--- Start of Extracted data ---

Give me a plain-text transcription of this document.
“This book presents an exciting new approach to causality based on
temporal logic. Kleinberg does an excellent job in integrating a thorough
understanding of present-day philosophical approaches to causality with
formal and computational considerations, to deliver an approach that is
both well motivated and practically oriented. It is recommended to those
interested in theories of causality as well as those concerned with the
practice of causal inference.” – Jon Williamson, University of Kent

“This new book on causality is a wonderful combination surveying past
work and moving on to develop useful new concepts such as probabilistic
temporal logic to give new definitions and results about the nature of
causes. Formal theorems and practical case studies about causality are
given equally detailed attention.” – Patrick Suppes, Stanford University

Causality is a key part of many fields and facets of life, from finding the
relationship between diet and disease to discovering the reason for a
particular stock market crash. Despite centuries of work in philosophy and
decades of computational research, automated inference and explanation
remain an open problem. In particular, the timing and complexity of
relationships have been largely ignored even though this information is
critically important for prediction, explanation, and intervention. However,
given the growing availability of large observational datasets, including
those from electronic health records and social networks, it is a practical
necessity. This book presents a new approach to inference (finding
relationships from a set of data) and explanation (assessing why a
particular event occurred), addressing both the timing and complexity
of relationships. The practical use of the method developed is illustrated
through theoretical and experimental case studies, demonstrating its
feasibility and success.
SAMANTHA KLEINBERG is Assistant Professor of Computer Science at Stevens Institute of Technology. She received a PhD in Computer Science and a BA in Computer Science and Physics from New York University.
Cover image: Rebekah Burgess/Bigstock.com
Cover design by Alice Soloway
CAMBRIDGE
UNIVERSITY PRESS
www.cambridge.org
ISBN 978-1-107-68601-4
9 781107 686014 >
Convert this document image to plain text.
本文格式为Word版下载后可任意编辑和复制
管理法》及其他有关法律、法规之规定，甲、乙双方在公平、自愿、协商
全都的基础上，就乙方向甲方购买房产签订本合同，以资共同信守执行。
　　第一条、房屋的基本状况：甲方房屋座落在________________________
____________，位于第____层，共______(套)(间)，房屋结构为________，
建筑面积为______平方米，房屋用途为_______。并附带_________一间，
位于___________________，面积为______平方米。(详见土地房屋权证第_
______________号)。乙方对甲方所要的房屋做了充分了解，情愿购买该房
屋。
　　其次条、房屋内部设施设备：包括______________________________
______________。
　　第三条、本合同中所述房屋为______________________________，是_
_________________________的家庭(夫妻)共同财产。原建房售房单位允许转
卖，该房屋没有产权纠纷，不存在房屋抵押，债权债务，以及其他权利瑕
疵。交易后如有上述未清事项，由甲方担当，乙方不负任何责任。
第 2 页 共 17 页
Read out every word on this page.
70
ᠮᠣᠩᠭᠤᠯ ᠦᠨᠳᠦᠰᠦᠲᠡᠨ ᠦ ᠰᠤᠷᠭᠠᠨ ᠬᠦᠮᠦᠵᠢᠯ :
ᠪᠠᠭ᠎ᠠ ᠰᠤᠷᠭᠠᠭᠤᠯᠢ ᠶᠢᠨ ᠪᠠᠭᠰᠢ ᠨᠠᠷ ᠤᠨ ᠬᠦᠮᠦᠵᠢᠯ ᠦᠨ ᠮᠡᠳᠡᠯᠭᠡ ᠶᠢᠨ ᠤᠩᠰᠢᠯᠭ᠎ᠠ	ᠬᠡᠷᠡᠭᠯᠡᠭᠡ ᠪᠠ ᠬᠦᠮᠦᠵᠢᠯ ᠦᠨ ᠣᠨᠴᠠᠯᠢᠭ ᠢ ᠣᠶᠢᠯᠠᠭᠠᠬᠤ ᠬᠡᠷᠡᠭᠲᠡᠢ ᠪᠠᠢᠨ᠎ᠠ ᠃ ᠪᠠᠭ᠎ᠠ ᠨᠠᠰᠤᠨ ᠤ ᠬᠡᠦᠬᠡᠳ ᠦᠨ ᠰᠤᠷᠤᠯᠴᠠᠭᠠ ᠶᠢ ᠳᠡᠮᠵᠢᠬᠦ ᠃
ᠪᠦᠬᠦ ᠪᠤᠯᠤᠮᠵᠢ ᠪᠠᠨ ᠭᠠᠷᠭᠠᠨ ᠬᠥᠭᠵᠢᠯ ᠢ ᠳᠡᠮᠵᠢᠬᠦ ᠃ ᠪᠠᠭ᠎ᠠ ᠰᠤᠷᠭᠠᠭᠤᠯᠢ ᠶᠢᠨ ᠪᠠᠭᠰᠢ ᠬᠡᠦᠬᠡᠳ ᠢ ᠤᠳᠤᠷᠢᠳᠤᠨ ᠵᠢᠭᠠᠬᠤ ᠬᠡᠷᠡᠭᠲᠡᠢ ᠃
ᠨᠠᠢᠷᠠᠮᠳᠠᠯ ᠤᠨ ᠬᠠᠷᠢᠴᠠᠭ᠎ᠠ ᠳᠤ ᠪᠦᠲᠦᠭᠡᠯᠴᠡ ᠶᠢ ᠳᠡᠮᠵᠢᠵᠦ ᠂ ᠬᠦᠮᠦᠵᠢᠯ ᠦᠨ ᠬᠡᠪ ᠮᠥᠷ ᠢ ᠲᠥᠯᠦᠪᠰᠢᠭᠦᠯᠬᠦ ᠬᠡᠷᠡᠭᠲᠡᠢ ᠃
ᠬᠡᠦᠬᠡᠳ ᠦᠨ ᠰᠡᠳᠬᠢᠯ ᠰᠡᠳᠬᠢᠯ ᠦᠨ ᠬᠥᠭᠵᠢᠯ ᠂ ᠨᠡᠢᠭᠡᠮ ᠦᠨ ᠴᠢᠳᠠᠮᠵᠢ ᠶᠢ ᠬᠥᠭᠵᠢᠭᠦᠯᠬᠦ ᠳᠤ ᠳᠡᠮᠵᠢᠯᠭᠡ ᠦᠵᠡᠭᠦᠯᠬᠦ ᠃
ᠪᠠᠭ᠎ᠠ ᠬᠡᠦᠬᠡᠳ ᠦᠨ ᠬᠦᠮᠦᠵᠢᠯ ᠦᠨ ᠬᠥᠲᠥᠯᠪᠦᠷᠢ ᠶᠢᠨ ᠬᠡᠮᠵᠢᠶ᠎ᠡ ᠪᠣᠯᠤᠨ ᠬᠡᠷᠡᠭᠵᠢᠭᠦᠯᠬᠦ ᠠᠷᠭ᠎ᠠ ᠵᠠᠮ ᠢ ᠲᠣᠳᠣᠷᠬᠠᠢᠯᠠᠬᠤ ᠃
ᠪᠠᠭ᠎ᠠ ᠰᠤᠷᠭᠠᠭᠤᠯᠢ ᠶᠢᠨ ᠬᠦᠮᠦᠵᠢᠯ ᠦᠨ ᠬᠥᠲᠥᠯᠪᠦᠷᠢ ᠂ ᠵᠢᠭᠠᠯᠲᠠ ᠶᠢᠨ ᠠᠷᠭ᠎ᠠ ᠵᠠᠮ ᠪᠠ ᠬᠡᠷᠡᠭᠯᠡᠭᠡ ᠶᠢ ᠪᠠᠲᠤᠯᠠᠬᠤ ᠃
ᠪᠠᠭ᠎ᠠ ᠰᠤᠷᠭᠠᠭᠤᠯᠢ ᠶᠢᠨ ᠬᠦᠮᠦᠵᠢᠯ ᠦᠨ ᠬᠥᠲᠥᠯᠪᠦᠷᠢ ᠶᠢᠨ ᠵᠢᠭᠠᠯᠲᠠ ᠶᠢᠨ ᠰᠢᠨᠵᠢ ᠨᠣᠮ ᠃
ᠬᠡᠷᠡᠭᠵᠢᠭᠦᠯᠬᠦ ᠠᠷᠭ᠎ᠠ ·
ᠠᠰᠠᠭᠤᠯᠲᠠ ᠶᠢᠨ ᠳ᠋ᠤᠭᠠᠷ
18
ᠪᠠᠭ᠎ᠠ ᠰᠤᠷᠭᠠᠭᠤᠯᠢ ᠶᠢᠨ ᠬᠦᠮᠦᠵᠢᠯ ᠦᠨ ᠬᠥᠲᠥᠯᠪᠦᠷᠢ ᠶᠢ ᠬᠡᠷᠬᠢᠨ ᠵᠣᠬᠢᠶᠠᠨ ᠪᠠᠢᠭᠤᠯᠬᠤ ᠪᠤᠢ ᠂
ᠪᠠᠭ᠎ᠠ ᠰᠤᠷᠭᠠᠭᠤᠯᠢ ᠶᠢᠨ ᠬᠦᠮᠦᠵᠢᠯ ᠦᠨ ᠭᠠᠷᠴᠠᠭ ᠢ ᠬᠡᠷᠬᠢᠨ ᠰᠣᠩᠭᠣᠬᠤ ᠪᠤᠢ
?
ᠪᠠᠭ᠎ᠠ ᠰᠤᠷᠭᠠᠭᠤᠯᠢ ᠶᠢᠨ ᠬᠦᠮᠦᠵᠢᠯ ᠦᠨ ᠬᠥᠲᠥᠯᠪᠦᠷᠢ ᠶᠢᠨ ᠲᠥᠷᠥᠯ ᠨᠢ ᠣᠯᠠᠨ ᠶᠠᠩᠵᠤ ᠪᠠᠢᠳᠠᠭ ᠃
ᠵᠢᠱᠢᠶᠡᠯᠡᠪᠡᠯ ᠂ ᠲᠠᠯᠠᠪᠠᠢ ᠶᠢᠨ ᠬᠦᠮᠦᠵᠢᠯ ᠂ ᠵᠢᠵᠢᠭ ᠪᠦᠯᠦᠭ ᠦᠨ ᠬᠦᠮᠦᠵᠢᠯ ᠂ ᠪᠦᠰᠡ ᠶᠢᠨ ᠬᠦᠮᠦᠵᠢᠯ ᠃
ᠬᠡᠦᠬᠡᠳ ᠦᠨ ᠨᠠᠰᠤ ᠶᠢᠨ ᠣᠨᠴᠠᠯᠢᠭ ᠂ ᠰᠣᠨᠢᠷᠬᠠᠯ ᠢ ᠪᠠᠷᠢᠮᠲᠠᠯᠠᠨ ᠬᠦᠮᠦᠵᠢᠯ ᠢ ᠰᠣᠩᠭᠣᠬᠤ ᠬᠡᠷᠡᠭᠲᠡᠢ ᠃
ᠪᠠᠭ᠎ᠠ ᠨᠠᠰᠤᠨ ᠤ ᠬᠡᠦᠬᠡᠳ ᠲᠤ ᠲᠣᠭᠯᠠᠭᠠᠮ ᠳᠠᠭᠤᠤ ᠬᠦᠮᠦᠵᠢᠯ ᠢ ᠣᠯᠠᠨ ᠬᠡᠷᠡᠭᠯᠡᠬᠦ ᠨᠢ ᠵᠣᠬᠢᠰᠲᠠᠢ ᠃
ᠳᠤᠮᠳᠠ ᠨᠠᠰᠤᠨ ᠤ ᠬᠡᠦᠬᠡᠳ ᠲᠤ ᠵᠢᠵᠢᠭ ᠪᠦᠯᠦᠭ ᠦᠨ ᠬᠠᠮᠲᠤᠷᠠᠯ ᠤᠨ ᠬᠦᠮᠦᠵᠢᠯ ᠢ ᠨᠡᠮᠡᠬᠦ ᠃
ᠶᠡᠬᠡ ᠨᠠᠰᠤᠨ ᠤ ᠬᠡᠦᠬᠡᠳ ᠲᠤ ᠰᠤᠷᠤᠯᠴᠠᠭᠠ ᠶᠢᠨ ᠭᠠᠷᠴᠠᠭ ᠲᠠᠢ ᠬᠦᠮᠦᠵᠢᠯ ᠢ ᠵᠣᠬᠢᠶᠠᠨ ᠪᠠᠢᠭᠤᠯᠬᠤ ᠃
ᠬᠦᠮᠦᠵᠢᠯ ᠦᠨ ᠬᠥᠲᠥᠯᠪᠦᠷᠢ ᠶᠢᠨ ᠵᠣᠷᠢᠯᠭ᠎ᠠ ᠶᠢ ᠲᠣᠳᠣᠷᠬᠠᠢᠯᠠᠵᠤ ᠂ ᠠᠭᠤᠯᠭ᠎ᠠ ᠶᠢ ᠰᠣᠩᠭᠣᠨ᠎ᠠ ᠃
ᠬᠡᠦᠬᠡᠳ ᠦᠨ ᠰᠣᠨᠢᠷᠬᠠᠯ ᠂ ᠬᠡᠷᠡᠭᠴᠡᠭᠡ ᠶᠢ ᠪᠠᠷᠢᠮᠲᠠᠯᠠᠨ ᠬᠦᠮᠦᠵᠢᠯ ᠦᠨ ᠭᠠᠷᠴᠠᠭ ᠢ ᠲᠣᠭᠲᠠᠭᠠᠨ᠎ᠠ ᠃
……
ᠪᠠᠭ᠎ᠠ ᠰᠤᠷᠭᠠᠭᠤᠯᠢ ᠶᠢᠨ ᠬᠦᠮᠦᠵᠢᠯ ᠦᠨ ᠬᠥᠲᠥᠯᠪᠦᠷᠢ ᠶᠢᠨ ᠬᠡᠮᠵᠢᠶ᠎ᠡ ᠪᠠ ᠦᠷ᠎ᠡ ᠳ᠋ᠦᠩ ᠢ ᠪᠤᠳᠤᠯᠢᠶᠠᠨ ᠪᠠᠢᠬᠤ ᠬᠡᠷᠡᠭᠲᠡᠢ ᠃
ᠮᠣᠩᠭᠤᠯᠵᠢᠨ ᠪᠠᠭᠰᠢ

--- End of Extracted data ---

Give again, word for word, every line from the one holding "Read out every word on this page." to the end of the data.

Solution to this problem —
Read out every word on this page.
70
ᠮᠣᠩᠭᠤᠯ ᠦᠨᠳᠦᠰᠦᠲᠡᠨ ᠦ ᠰᠤᠷᠭᠠᠨ ᠬᠦᠮᠦᠵᠢᠯ :
ᠪᠠᠭ᠎ᠠ ᠰᠤᠷᠭᠠᠭᠤᠯᠢ ᠶᠢᠨ ᠪᠠᠭᠰᠢ ᠨᠠᠷ ᠤᠨ ᠬᠦᠮᠦᠵᠢᠯ ᠦᠨ ᠮᠡᠳᠡᠯᠭᠡ ᠶᠢᠨ ᠤᠩᠰᠢᠯᠭ᠎ᠠ	ᠬᠡᠷᠡᠭᠯᠡᠭᠡ ᠪᠠ ᠬᠦᠮᠦᠵᠢᠯ ᠦᠨ ᠣᠨᠴᠠᠯᠢᠭ ᠢ ᠣᠶᠢᠯᠠᠭᠠᠬᠤ ᠬᠡᠷᠡᠭᠲᠡᠢ ᠪᠠᠢᠨ᠎ᠠ ᠃ ᠪᠠᠭ᠎ᠠ ᠨᠠᠰᠤᠨ ᠤ ᠬᠡᠦᠬᠡᠳ ᠦᠨ ᠰᠤᠷᠤᠯᠴᠠᠭᠠ ᠶᠢ ᠳᠡᠮᠵᠢᠬᠦ ᠃
ᠪᠦᠬᠦ ᠪᠤᠯᠤᠮᠵᠢ ᠪᠠᠨ ᠭᠠᠷᠭᠠᠨ ᠬᠥᠭᠵᠢᠯ ᠢ ᠳᠡᠮᠵᠢᠬᠦ ᠃ ᠪᠠᠭ᠎ᠠ ᠰᠤᠷᠭᠠᠭᠤᠯᠢ ᠶᠢᠨ ᠪᠠᠭᠰᠢ ᠬᠡᠦᠬᠡᠳ ᠢ ᠤᠳᠤᠷᠢᠳᠤᠨ ᠵᠢᠭᠠᠬᠤ ᠬᠡᠷᠡᠭᠲᠡᠢ ᠃
ᠨᠠᠢᠷᠠᠮᠳᠠᠯ ᠤᠨ ᠬᠠᠷᠢᠴᠠᠭ᠎ᠠ ᠳᠤ ᠪᠦᠲᠦᠭᠡᠯᠴᠡ ᠶᠢ ᠳᠡᠮᠵᠢᠵᠦ ᠂ ᠬᠦᠮᠦᠵᠢᠯ ᠦᠨ ᠬᠡᠪ ᠮᠥᠷ ᠢ ᠲᠥᠯᠦᠪᠰᠢᠭᠦᠯᠬᠦ ᠬᠡᠷᠡᠭᠲᠡᠢ ᠃
ᠬᠡᠦᠬᠡᠳ ᠦᠨ ᠰᠡᠳᠬᠢᠯ ᠰᠡᠳᠬᠢᠯ ᠦᠨ ᠬᠥᠭᠵᠢᠯ ᠂ ᠨᠡᠢᠭᠡᠮ ᠦᠨ ᠴᠢᠳᠠᠮᠵᠢ ᠶᠢ ᠬᠥᠭᠵᠢᠭᠦᠯᠬᠦ ᠳᠤ ᠳᠡᠮᠵᠢᠯᠭᠡ ᠦᠵᠡᠭᠦᠯᠬᠦ ᠃
ᠪᠠᠭ᠎ᠠ ᠬᠡᠦᠬᠡᠳ ᠦᠨ ᠬᠦᠮᠦᠵᠢᠯ ᠦᠨ ᠬᠥᠲᠥᠯᠪᠦᠷᠢ ᠶᠢᠨ ᠬᠡᠮᠵᠢᠶ᠎ᠡ ᠪᠣᠯᠤᠨ ᠬᠡᠷᠡᠭᠵᠢᠭᠦᠯᠬᠦ ᠠᠷᠭ᠎ᠠ ᠵᠠᠮ ᠢ ᠲᠣᠳᠣᠷᠬᠠᠢᠯᠠᠬᠤ ᠃
ᠪᠠᠭ᠎ᠠ ᠰᠤᠷᠭᠠᠭᠤᠯᠢ ᠶᠢᠨ ᠬᠦᠮᠦᠵᠢᠯ ᠦᠨ ᠬᠥᠲᠥᠯᠪᠦᠷᠢ ᠂ ᠵᠢᠭᠠᠯᠲᠠ ᠶᠢᠨ ᠠᠷᠭ᠎ᠠ ᠵᠠᠮ ᠪᠠ ᠬᠡᠷᠡᠭᠯᠡᠭᠡ ᠶᠢ ᠪᠠᠲᠤᠯᠠᠬᠤ ᠃
ᠪᠠᠭ᠎ᠠ ᠰᠤᠷᠭᠠᠭᠤᠯᠢ ᠶᠢᠨ ᠬᠦᠮᠦᠵᠢᠯ ᠦᠨ ᠬᠥᠲᠥᠯᠪᠦᠷᠢ ᠶᠢᠨ ᠵᠢᠭᠠᠯᠲᠠ ᠶᠢᠨ ᠰᠢᠨᠵᠢ ᠨᠣᠮ ᠃
ᠬᠡᠷᠡᠭᠵᠢᠭᠦᠯᠬᠦ ᠠᠷᠭ᠎ᠠ ·
ᠠᠰᠠᠭᠤᠯᠲᠠ ᠶᠢᠨ ᠳ᠋ᠤᠭᠠᠷ
18
ᠪᠠᠭ᠎ᠠ ᠰᠤᠷᠭᠠᠭᠤᠯᠢ ᠶᠢᠨ ᠬᠦᠮᠦᠵᠢᠯ ᠦᠨ ᠬᠥᠲᠥᠯᠪᠦᠷᠢ ᠶᠢ ᠬᠡᠷᠬᠢᠨ ᠵᠣᠬᠢᠶᠠᠨ ᠪᠠᠢᠭᠤᠯᠬᠤ ᠪᠤᠢ ᠂
ᠪᠠᠭ᠎ᠠ ᠰᠤᠷᠭᠠᠭᠤᠯᠢ ᠶᠢᠨ ᠬᠦᠮᠦᠵᠢᠯ ᠦᠨ ᠭᠠᠷᠴᠠᠭ ᠢ ᠬᠡᠷᠬᠢᠨ ᠰᠣᠩᠭᠣᠬᠤ ᠪᠤᠢ
?
ᠪᠠᠭ᠎ᠠ ᠰᠤᠷᠭᠠᠭᠤᠯᠢ ᠶᠢᠨ ᠬᠦᠮᠦᠵᠢᠯ ᠦᠨ ᠬᠥᠲᠥᠯᠪᠦᠷᠢ ᠶᠢᠨ ᠲᠥᠷᠥᠯ ᠨᠢ ᠣᠯᠠᠨ ᠶᠠᠩᠵᠤ ᠪᠠᠢᠳᠠᠭ ᠃
ᠵᠢᠱᠢᠶᠡᠯᠡᠪᠡᠯ ᠂ ᠲᠠᠯᠠᠪᠠᠢ ᠶᠢᠨ ᠬᠦᠮᠦᠵᠢᠯ ᠂ ᠵᠢᠵᠢᠭ ᠪᠦᠯᠦᠭ ᠦᠨ ᠬᠦᠮᠦᠵᠢᠯ ᠂ ᠪᠦᠰᠡ ᠶᠢᠨ ᠬᠦᠮᠦᠵᠢᠯ ᠃
ᠬᠡᠦᠬᠡᠳ ᠦᠨ ᠨᠠᠰᠤ ᠶᠢᠨ ᠣᠨᠴᠠᠯᠢᠭ ᠂ ᠰᠣᠨᠢᠷᠬᠠᠯ ᠢ ᠪᠠᠷᠢᠮᠲᠠᠯᠠᠨ ᠬᠦᠮᠦᠵᠢᠯ ᠢ ᠰᠣᠩᠭᠣᠬᠤ ᠬᠡᠷᠡᠭᠲᠡᠢ ᠃
ᠪᠠᠭ᠎ᠠ ᠨᠠᠰᠤᠨ ᠤ ᠬᠡᠦᠬᠡᠳ ᠲᠤ ᠲᠣᠭᠯᠠᠭᠠᠮ ᠳᠠᠭᠤᠤ ᠬᠦᠮᠦᠵᠢᠯ ᠢ ᠣᠯᠠᠨ ᠬᠡᠷᠡᠭᠯᠡᠬᠦ ᠨᠢ ᠵᠣᠬᠢᠰᠲᠠᠢ ᠃
ᠳᠤᠮᠳᠠ ᠨᠠᠰᠤᠨ ᠤ ᠬᠡᠦᠬᠡᠳ ᠲᠤ ᠵᠢᠵᠢᠭ ᠪᠦᠯᠦᠭ ᠦᠨ ᠬᠠᠮᠲᠤᠷᠠᠯ ᠤᠨ ᠬᠦᠮᠦᠵᠢᠯ ᠢ ᠨᠡᠮᠡᠬᠦ ᠃
ᠶᠡᠬᠡ ᠨᠠᠰᠤᠨ ᠤ ᠬᠡᠦᠬᠡᠳ ᠲᠤ ᠰᠤᠷᠤᠯᠴᠠᠭᠠ ᠶᠢᠨ ᠭᠠᠷᠴᠠᠭ ᠲᠠᠢ ᠬᠦᠮᠦᠵᠢᠯ ᠢ ᠵᠣᠬᠢᠶᠠᠨ ᠪᠠᠢᠭᠤᠯᠬᠤ ᠃
ᠬᠦᠮᠦᠵᠢᠯ ᠦᠨ ᠬᠥᠲᠥᠯᠪᠦᠷᠢ ᠶᠢᠨ ᠵᠣᠷᠢᠯᠭ᠎ᠠ ᠶᠢ ᠲᠣᠳᠣᠷᠬᠠᠢᠯᠠᠵᠤ ᠂ ᠠᠭᠤᠯᠭ᠎ᠠ ᠶᠢ ᠰᠣᠩᠭᠣᠨ᠎ᠠ ᠃
ᠬᠡᠦᠬᠡᠳ ᠦᠨ ᠰᠣᠨᠢᠷᠬᠠᠯ ᠂ ᠬᠡᠷᠡᠭᠴᠡᠭᠡ ᠶᠢ ᠪᠠᠷᠢᠮᠲᠠᠯᠠᠨ ᠬᠦᠮᠦᠵᠢᠯ ᠦᠨ ᠭᠠᠷᠴᠠᠭ ᠢ ᠲᠣᠭᠲᠠᠭᠠᠨ᠎ᠠ ᠃
……
ᠪᠠᠭ᠎ᠠ ᠰᠤᠷᠭᠠᠭᠤᠯᠢ ᠶᠢᠨ ᠬᠦᠮᠦᠵᠢᠯ ᠦᠨ ᠬᠥᠲᠥᠯᠪᠦᠷᠢ ᠶᠢᠨ ᠬᠡᠮᠵᠢᠶ᠎ᠡ ᠪᠠ ᠦᠷ᠎ᠡ ᠳ᠋ᠦᠩ ᠢ ᠪᠤᠳᠤᠯᠢᠶᠠᠨ ᠪᠠᠢᠬᠤ ᠬᠡᠷᠡᠭᠲᠡᠢ ᠃
ᠮᠣᠩᠭᠤᠯᠵᠢᠨ ᠪᠠᠭᠰᠢ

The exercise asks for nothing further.